> **What is being asked**
Every line below that contains "title" is to be copied.

** Begin **

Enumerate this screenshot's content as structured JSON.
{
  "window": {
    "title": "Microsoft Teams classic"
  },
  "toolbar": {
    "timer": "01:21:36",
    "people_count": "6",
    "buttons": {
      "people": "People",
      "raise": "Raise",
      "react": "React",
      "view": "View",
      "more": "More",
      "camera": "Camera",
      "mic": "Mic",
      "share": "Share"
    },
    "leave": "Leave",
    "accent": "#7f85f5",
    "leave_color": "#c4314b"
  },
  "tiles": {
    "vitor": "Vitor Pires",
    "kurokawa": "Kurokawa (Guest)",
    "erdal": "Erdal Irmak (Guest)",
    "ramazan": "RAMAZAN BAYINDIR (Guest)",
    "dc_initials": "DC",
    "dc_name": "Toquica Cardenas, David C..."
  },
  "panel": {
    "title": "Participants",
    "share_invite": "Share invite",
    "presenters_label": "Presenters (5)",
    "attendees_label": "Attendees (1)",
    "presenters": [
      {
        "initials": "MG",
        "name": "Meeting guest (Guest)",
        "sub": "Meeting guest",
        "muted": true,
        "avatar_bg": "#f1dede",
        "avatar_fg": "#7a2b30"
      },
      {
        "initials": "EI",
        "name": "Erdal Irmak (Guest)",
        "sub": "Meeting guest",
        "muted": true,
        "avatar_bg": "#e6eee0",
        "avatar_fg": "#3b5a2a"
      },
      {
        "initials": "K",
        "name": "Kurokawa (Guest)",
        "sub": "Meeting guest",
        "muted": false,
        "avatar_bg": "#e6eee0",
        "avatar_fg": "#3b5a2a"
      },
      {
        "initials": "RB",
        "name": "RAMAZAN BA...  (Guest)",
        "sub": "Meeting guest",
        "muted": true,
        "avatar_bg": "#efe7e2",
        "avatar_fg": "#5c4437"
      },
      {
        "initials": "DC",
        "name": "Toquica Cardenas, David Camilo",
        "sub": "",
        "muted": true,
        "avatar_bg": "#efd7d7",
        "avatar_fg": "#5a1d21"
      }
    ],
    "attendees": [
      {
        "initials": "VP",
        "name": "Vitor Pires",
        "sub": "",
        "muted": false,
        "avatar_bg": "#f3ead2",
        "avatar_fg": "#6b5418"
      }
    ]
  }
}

** End **

> **Response**
    "title": "Microsoft Teams classic"
    "title": "Participants",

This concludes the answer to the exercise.